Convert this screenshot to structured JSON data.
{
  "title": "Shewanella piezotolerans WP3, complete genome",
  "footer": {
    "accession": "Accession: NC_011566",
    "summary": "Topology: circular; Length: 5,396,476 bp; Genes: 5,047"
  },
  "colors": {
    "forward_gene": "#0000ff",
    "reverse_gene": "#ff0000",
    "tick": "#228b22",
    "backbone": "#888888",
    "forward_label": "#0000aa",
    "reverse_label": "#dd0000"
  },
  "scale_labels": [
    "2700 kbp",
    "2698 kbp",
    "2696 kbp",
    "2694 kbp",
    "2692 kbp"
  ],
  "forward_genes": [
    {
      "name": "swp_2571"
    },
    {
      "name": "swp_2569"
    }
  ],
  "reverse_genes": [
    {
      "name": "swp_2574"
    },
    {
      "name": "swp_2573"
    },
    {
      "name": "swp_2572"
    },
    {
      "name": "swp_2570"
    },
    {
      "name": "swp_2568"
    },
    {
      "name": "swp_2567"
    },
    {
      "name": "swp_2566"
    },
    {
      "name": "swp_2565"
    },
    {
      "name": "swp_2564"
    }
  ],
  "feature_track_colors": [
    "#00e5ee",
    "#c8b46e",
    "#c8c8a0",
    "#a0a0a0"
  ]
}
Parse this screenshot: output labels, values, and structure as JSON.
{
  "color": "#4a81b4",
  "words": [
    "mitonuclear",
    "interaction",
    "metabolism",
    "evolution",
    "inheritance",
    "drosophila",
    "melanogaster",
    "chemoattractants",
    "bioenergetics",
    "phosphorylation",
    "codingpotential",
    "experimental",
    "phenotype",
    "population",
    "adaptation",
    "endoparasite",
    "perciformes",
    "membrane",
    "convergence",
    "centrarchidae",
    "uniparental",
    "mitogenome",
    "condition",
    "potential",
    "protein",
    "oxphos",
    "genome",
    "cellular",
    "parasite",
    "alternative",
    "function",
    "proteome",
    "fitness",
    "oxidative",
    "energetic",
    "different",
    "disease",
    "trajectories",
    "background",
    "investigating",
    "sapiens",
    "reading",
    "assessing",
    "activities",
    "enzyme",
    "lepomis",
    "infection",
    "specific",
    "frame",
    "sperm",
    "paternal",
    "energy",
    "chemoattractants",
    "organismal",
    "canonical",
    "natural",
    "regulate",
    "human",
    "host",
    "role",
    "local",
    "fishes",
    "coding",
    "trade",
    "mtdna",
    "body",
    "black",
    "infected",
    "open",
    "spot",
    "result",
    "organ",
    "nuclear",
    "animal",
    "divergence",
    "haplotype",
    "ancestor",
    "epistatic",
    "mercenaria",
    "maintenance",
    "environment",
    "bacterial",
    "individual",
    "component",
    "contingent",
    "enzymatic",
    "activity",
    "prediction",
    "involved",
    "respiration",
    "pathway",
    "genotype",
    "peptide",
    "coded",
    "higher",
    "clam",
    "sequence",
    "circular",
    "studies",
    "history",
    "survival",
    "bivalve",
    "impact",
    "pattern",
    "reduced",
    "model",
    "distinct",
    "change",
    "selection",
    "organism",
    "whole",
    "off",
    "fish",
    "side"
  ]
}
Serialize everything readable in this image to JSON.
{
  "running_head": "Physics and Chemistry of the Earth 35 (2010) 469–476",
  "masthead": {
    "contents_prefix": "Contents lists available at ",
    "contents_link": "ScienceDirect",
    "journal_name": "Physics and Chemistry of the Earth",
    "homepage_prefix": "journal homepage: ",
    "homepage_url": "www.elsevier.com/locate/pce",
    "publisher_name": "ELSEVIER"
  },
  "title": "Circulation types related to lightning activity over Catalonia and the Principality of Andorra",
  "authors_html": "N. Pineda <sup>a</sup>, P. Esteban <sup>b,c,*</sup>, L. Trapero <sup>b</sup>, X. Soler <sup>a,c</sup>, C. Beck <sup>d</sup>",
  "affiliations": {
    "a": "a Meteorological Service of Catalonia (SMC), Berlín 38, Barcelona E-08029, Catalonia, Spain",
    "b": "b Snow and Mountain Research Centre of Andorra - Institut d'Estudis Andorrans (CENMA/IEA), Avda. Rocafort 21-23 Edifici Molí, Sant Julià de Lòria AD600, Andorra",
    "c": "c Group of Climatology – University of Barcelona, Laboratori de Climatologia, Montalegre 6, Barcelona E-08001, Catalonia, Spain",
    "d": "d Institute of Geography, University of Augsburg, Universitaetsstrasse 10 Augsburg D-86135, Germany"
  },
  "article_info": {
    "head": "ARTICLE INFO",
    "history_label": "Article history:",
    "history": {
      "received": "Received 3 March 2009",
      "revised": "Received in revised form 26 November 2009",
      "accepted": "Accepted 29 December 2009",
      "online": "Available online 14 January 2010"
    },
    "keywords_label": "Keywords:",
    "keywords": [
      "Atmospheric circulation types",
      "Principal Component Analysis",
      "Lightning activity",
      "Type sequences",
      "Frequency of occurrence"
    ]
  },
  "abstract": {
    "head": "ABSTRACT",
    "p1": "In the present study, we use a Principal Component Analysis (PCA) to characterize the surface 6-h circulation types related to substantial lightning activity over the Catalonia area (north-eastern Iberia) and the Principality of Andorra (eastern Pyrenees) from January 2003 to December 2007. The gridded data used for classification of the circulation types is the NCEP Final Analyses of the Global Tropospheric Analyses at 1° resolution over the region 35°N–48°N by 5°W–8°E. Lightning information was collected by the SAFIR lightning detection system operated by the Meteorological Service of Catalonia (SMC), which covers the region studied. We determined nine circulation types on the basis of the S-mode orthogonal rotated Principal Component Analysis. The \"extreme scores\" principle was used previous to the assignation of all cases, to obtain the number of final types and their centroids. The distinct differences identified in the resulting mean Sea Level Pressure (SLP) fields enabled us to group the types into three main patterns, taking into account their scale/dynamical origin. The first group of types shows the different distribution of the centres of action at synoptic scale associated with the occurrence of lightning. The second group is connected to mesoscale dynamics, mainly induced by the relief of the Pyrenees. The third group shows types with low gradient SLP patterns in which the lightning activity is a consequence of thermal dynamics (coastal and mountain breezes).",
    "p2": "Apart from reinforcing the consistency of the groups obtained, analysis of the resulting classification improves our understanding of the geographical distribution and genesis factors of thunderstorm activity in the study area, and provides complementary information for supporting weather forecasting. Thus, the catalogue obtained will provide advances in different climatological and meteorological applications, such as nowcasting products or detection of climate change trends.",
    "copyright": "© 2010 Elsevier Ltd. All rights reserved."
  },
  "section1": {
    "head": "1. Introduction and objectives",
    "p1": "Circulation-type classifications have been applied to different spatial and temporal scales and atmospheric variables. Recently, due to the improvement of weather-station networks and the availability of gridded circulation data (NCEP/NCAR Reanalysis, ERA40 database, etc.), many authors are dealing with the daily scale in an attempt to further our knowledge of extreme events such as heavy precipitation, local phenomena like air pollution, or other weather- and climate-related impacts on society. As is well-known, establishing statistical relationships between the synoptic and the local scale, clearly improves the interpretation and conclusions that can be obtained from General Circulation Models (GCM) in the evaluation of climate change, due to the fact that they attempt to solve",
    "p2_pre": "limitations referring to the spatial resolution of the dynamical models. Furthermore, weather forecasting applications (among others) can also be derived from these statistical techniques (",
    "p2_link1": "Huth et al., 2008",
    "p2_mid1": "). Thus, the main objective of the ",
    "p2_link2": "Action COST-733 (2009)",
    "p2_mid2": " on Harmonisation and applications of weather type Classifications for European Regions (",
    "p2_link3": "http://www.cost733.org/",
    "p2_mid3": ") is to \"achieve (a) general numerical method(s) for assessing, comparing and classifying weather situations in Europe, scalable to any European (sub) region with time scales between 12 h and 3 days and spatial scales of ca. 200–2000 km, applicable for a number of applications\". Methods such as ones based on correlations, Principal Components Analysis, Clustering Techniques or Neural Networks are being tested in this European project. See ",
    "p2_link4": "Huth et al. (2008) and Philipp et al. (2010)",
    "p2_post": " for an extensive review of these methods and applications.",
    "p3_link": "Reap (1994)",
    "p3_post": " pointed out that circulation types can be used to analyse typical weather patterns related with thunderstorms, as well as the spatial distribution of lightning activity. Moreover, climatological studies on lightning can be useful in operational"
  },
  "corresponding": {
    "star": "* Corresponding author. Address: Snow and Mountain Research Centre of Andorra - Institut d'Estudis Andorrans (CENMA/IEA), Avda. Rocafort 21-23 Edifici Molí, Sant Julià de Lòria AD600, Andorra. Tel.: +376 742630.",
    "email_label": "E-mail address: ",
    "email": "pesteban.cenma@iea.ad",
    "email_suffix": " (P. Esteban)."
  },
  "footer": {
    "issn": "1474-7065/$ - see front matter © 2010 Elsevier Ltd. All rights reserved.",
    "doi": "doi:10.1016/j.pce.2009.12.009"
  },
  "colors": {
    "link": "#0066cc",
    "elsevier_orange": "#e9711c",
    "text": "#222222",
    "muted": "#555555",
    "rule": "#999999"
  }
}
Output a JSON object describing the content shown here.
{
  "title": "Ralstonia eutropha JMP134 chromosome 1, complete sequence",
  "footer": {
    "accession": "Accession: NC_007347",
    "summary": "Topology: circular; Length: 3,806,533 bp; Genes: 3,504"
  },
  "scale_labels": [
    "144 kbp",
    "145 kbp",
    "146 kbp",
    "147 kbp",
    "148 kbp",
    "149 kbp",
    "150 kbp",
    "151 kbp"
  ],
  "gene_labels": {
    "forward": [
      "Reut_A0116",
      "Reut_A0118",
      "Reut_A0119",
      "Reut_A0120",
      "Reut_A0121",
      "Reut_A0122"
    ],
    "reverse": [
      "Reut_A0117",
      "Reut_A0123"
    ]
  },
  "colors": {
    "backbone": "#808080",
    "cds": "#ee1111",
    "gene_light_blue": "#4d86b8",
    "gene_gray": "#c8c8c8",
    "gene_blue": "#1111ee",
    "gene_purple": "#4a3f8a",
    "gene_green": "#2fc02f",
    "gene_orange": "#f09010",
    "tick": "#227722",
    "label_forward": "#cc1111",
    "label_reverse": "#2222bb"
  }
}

********

— REQUIRED WORK —
Every line from the one containing "Output a JSON" to the end of the material above must be written out exactly. Nothing else is wanted.

— EXERCISE SOLUTION —
Output a JSON object describing the content shown here.
{
  "title": "Ralstonia eutropha JMP134 chromosome 1, complete sequence",
  "footer": {
    "accession": "Accession: NC_007347",
    "summary": "Topology: circular; Length: 3,806,533 bp; Genes: 3,504"
  },
  "scale_labels": [
    "144 kbp",
    "145 kbp",
    "146 kbp",
    "147 kbp",
    "148 kbp",
    "149 kbp",
    "150 kbp",
    "151 kbp"
  ],
  "gene_labels": {
    "forward": [
      "Reut_A0116",
      "Reut_A0118",
      "Reut_A0119",
      "Reut_A0120",
      "Reut_A0121",
      "Reut_A0122"
    ],
    "reverse": [
      "Reut_A0117",
      "Reut_A0123"
    ]
  },
  "colors": {
    "backbone": "#808080",
    "cds": "#ee1111",
    "gene_light_blue": "#4d86b8",
    "gene_gray": "#c8c8c8",
    "gene_blue": "#1111ee",
    "gene_purple": "#4a3f8a",
    "gene_green": "#2fc02f",
    "gene_orange": "#f09010",
    "tick": "#227722",
    "label_forward": "#cc1111",
    "label_reverse": "#2222bb"
  }
}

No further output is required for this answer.